Direction A: In the VISBench text, how many threads does a full POVRay render produce?

Document segment:
For some VISBench applications, we start with sequential versions that implement parallelizable algorithms. For other applications, we start with versions parallelized with OpenMP or Pthreads. We remove any existing parallelization from the applications. We then parallelize the applications by placing annotations around the parallel loops. These annotations, used in the same manner as OpenMP pragmas, consist of dummy function calls to mark the beginning and end of parallel sections, and of individual threads. The annotations are detected by our simulation infrastructure and used to model the performance of the parallel implementation.
The space of visual computing is large and diverse. Naturally, our selection of open source benchmarks is only a sampling, and serves as a proxy for the commercial applications in this space. Moreover, we are considering applications that were not originally written with massively parallel accelerators in mind, and as such do not cover the whole set of architecture-specific optimizations proposed in the GPGPU community. Nonetheless, VISBench allows us to analyze a broad and relevant range of visual applications in order to provide insight into design choices for future accelerator architectures.
Scanline rendering: Blender renderer
Blender [12] is a free-software animation and 3D modeling program. We include Blender's internal 3D renderer as a VISBench application.
Blender implements solid scanline rendering, similar to rasterization algorithms used for real-time 3D graphics, though it is far more flexible and aimed at higher quality off-line rendering. Blender's rendering algorithm is broadly similar to algorithms such as REYES [15] , used by RenderMan, which is commonly used for cinematic-quality rendering of movies, though the latter is more complex and offers far greater programmability.
For our benchmark input, we use a complex image of a hairball with a room as the background, rendered into a 640 × 480 image. Using the parallelized version of Blender, this image can be rendered by up to 76,800 threads, ranging in length from 500K to 2.4M instructions. The complete render takes roughly 60B instructions.
Ray tracing: POVRay
POVRay is a widely used ray tracer, and is also an FP benchmark in SPEC CPU2006. As input we use a scene containing a chessboard with a number of glass pieces. This input, which is included as part of the POVRay release, contains a large number of complex reflections and refractions. The scene is rendered at 384 × 384.
In VISBench, POVRay is decomposed hierarchically, with one thread for rendering each row, which in turn spawns off one thread for rendering each pixel. A full render produces 147,456 threads, ranging from 98K to 4M instructions.
2.1.3 Video encoding: H.264 motion estimation kernel H.264, also known as MPEG-4 AVC, is a commonly used encoding for high-definition video. The most computeintensive portion of the H.264 encoding process is motion estimation. VISBench includes a motion estimation kernel based on the sum of absolute differences (SAD) method.

Direction B: Give only the lines of the records from the one containing "industry-chip[interactable]: 高科技 <box>569" through the one containing "owner-select[interactable]: 请选择前负责人 ▼", inclusive, swapping "row-checkbox" for "row-tickbox" and leaving everything else unchanged.

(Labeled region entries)
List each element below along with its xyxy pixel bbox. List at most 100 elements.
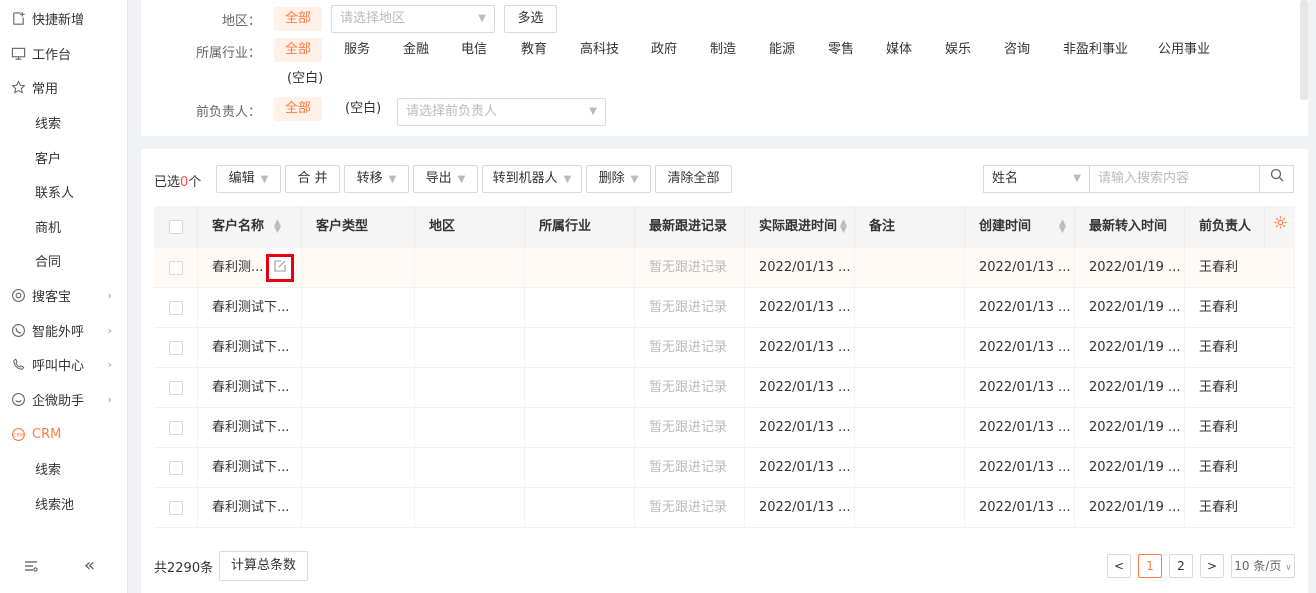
industry-chip[interactable]: 高科技 <box>569 38 630 62</box>
industry-chip[interactable]: 咨询 <box>993 38 1041 62</box>
collapse-icon[interactable]: « <box>84 555 95 576</box>
row-checkbox[interactable] <box>169 461 183 475</box>
page-size-select[interactable]: 10 条/页 ∨ <box>1231 554 1295 578</box>
row-checkbox[interactable] <box>169 421 183 435</box>
page-button[interactable]: 2 <box>1169 554 1193 578</box>
crm-icon: CRM <box>10 426 26 442</box>
row-checkbox[interactable] <box>169 261 183 275</box>
search-treasure-icon <box>10 287 26 303</box>
owner-select[interactable]: 请选择前负责人 ▼ <box>397 98 606 126</box>
column-header[interactable]: 实际跟进时间 ▲ ▼ <box>745 206 855 248</box>
transfer-button[interactable]: 转移 ▼ <box>344 165 409 193</box>
sidebar-item-sokebao[interactable]: 搜客宝 › <box>0 278 128 312</box>
prev-page-button[interactable]: < <box>1107 554 1131 578</box>
cell-note <box>855 248 965 288</box>
sidebar-item-customers[interactable]: 客户 <box>0 140 128 174</box>
export-button[interactable]: 导出 ▼ <box>413 165 478 193</box>
sidebar-item-contacts[interactable]: 联系人 <box>0 174 128 208</box>
industry-chip[interactable]: 娱乐 <box>934 38 982 62</box>
industry-chip[interactable]: 制造 <box>699 38 747 62</box>
table-row[interactable]: 春利测试下... 暂无跟进记录 2022/01/13 ... 2022/01/13 .… <box>154 488 1295 528</box>
table-row[interactable]: 春利测试下... 暂无跟进记录 2022/01/13 ... 2022/01/13 .… <box>154 328 1295 368</box>
search-input[interactable]: 请输入搜索内容 <box>1089 165 1260 193</box>
sidebar-item-wecom-assistant[interactable]: 企微助手 › <box>0 382 128 416</box>
region-select[interactable]: 请选择地区 ▼ <box>331 5 495 33</box>
merge-button[interactable]: 合 并 <box>285 165 340 193</box>
region-placeholder: 请选择地区 <box>340 11 406 26</box>
cell-name[interactable]: 春利测试下... <box>198 488 302 528</box>
search-field-select[interactable]: 姓名 ▼ <box>983 165 1090 193</box>
industry-chip[interactable]: 零售 <box>817 38 865 62</box>
industry-chip[interactable]: 电信 <box>450 38 498 62</box>
sidebar-item-opportunities[interactable]: 商机 <box>0 209 128 243</box>
table-row[interactable]: 春利测试下... 暂无跟进记录 2022/01/13 ... 2022/01/13 .… <box>154 448 1295 488</box>
cell-followup: 暂无跟进记录 <box>635 448 745 488</box>
sidebar-item-crm-leads[interactable]: 线索 <box>0 451 128 485</box>
industry-chip[interactable]: 金融 <box>392 38 440 62</box>
industry-label: 所属行业： <box>195 46 261 61</box>
owner-all-chip[interactable]: 全部 <box>274 97 323 121</box>
table-row[interactable]: 春利测... 暂无跟进记录 2022/01/13 ... 2022/01/13 ...… <box>154 248 1295 288</box>
clear-all-button[interactable]: 清除全部 <box>655 165 732 193</box>
industry-chip[interactable]: 媒体 <box>875 38 923 62</box>
industry-chip[interactable]: 服务 <box>333 38 381 62</box>
cell-name[interactable]: 春利测试下... <box>198 408 302 448</box>
sort-icon[interactable]: ▲ ▼ <box>840 218 847 234</box>
sidebar-item-contracts[interactable]: 合同 <box>0 243 128 277</box>
owner-label: 前负责人： <box>195 105 261 120</box>
industry-chip[interactable]: 非盈利事业 <box>1052 38 1139 62</box>
cell-name[interactable]: 春利测试下... <box>198 288 302 328</box>
delete-button[interactable]: 删除 ▼ <box>586 165 651 193</box>
cell-region <box>415 488 525 528</box>
sidebar-item-workbench[interactable]: 工作台 <box>0 36 128 70</box>
row-checkbox[interactable] <box>169 341 183 355</box>
multi-select-button[interactable]: 多选 <box>504 5 557 33</box>
industry-chip[interactable]: 能源 <box>758 38 806 62</box>
region-all-chip[interactable]: 全部 <box>274 7 323 31</box>
column-header[interactable]: 客户名称 ▲ ▼ <box>198 206 302 248</box>
sort-icon[interactable]: ▲ ▼ <box>1059 218 1066 234</box>
cell-transferred: 2022/01/19 ... <box>1075 328 1185 368</box>
cell-actual-time: 2022/01/13 ... <box>745 368 855 408</box>
industry-chip[interactable]: 政府 <box>640 38 688 62</box>
row-checkbox[interactable] <box>169 301 183 315</box>
table-row[interactable]: 春利测试下... 暂无跟进记录 2022/01/13 ... 2022/01/13 .… <box>154 408 1295 448</box>
edit-button[interactable]: 编辑 ▼ <box>216 165 281 193</box>
cell-name[interactable]: 春利测试下... <box>198 368 302 408</box>
settings-list-icon[interactable] <box>24 559 38 577</box>
industry-chip[interactable]: 教育 <box>510 38 558 62</box>
next-page-button[interactable]: > <box>1200 554 1224 578</box>
column-header[interactable]: 创建时间 ▲ ▼ <box>965 206 1075 248</box>
select-all-checkbox[interactable] <box>169 220 183 234</box>
row-select-cell <box>154 448 198 488</box>
cell-actual-time: 2022/01/13 ... <box>745 288 855 328</box>
sidebar-item-leads[interactable]: 线索 <box>0 105 128 139</box>
owner-blank-chip[interactable]: (空白) <box>334 97 392 121</box>
to-robot-label: 转到机器人 <box>492 171 558 186</box>
chevron-down-icon: ▼ <box>1073 173 1081 184</box>
industry-chip-blank[interactable]: (空白) <box>276 67 334 91</box>
row-checkbox[interactable] <box>169 381 183 395</box>
column-settings[interactable] <box>1265 206 1295 248</box>
search-button[interactable] <box>1259 165 1294 193</box>
inline-edit-button[interactable] <box>266 254 294 282</box>
cell-name[interactable]: 春利测试下... <box>198 448 302 488</box>
industry-chip[interactable]: 公用事业 <box>1147 38 1221 62</box>
page-button[interactable]: 1 <box>1138 554 1162 578</box>
table-row[interactable]: 春利测试下... 暂无跟进记录 2022/01/13 ... 2022/01/13 .… <box>154 368 1295 408</box>
sidebar-item-crm[interactable]: CRM CRM <box>0 417 128 451</box>
sidebar-item-call-center[interactable]: 呼叫中心 › <box>0 347 128 381</box>
sidebar-item-common[interactable]: 常用 <box>0 70 128 104</box>
filter-scrollbar[interactable] <box>1300 0 1308 100</box>
sidebar-item-label: 工作台 <box>32 47 72 63</box>
sidebar-item-quick-add[interactable]: 快捷新增 <box>0 1 128 35</box>
row-checkbox[interactable] <box>169 501 183 515</box>
to-robot-button[interactable]: 转到机器人 ▼ <box>482 165 582 193</box>
calculate-total-button[interactable]: 计算总条数 <box>219 551 308 581</box>
cell-name[interactable]: 春利测试下... <box>198 328 302 368</box>
sort-icon[interactable]: ▲ ▼ <box>274 218 281 234</box>
sidebar-item-lead-pool[interactable]: 线索池 <box>0 486 128 520</box>
table-row[interactable]: 春利测试下... 暂无跟进记录 2022/01/13 ... 2022/01/13 .… <box>154 288 1295 328</box>
sidebar-item-smart-call[interactable]: 智能外呼 › <box>0 313 128 347</box>
industry-chip-all[interactable]: 全部 <box>274 38 323 62</box>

Right answer A: 147,456 threads.

Right answer B:
industry-chip[interactable]: 高科技 <box>569 38 630 62</box>
industry-chip[interactable]: 咨询 <box>993 38 1041 62</box>
collapse-icon[interactable]: « <box>84 555 95 576</box>
row-tickbox[interactable] <box>169 461 183 475</box>
page-size-select[interactable]: 10 条/页 ∨ <box>1231 554 1295 578</box>
row-tickbox[interactable] <box>169 421 183 435</box>
page-button[interactable]: 2 <box>1169 554 1193 578</box>
crm-icon: CRM <box>10 426 26 442</box>
row-tickbox[interactable] <box>169 261 183 275</box>
search-treasure-icon <box>10 287 26 303</box>
owner-select[interactable]: 请选择前负责人 ▼ <box>397 98 606 126</box>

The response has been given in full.